• _Estratto selezionato_:
6 giugno 2010

Micromega! Clamorose rivelazioni! La Sindone è made in China

Un viaggio nel mistero, mille interrogativi, questioni che la scienza non sa spiegare nemmeno se pagata bene e in nero. Una leggenda che diventa realtà, una realtà che rimane leggenda. Davvero la Sindone custodita a Torino ha quasi duemila anni? E se sì, perché non ce lo dice Piero Angela che c’era? E se no, da dove viene? Perché L’Ikea smentisce anche se c’è attaccato lo scontrino? Da secoli la scienza si interroga su questo mistero. E’ ora di vederci più chiaro.

La Sindone di Torino, la più famosa, è un lenzuolo di lino lungo quasi quattro metri e mezzo (442 centimetri) e largo poco più di un metro (113 centimetri), il che induce gli storici a rivedere tutte le teorie sul basket fin qui note: nemmeno Magic Johnson aveva un lenzuolo così lungo, e tutti sanno quanto gli avrebbe fatto piacere. E’ fatta di lino tessuto a mano, il che per un certo periodo ha indirizzato le indagini verso la popolazione più abbiente e provocato alcune perquisizioni al Billionaire. Il fatto che non abbia gli angoli per ripiegarla sul materasso (come le lenzuola più moderne) induce a supporre che sia precedente al 1982, cosa che del resto soltanto un cretino poteva pensare.
Da anni la scienza si arrovella su questo manufatto, che da qualche tempo è ritenuto sacro dalla comunità cristiana. Non è stato sempre così, per la verità. Il primo papa che ne autorizzò l’esposizione al pubblico fu Clemente VII che nel 1390 emanò ben quattro bolle per dire che “la suddetta raffigurazione o rappresentazione non è il vero Sudario del Nostro Signore Gesù Cristo, ma una pittura o tavola fatta a raffigurazione o imitazione del Sudario”. Stiamo parlando di sei secoli fa, il papa era preoccupato di “far cessare ogni frode”, la Chiesa aveva molti beni materiali, non era costretta a far cassa vendendo biglietti e visite guidate, e soprattutto non era ancora stato inventato il marketing, per cui possiamo considerare quelle parole inaffidabili o almeno ingenue. Papa Giovanni Paolo II, invece, disse che si tratta di “una sfida per l’intelligenza”, ma a quei tempi la perniciosa secolarizzazione della società non aveva ancora preso il sopravvento, e ancora non era popolare il suduku, dunque anche questa affermazione va presa con le pinze.

• _Voci mostrate_:
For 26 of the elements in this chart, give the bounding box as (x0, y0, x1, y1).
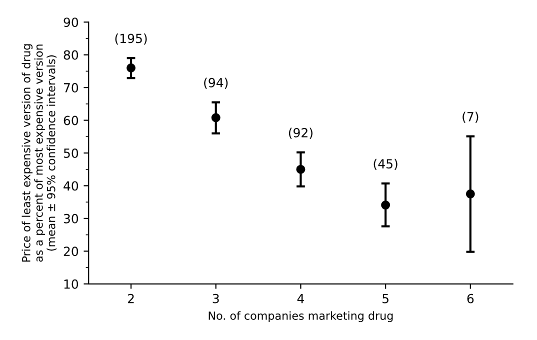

---

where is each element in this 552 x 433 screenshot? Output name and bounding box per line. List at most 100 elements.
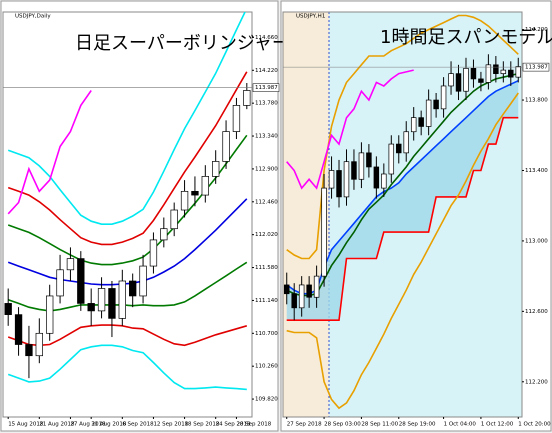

• _Obiettivo dell'esercizio_:
Restituisci, parola per parola, il passo del brano sulla Sindone che comincia con "Un viaggio nel" e prosegue fino a "vederci più chiaro.".

• _Risposta corretta_:
Un viaggio nel mistero, mille interrogativi, questioni che la scienza non sa spiegare nemmeno se pagata bene e in nero. Una leggenda che diventa realtà, una realtà che rimane leggenda. Davvero la Sindone custodita a Torino ha quasi duemila anni? E se sì, perché non ce lo dice Piero Angela che c’era? E se no, da dove viene? Perché L’Ikea smentisce anche se c’è attaccato lo scontrino? Da secoli la scienza si interroga su questo mistero. E’ ora di vederci più chiaro.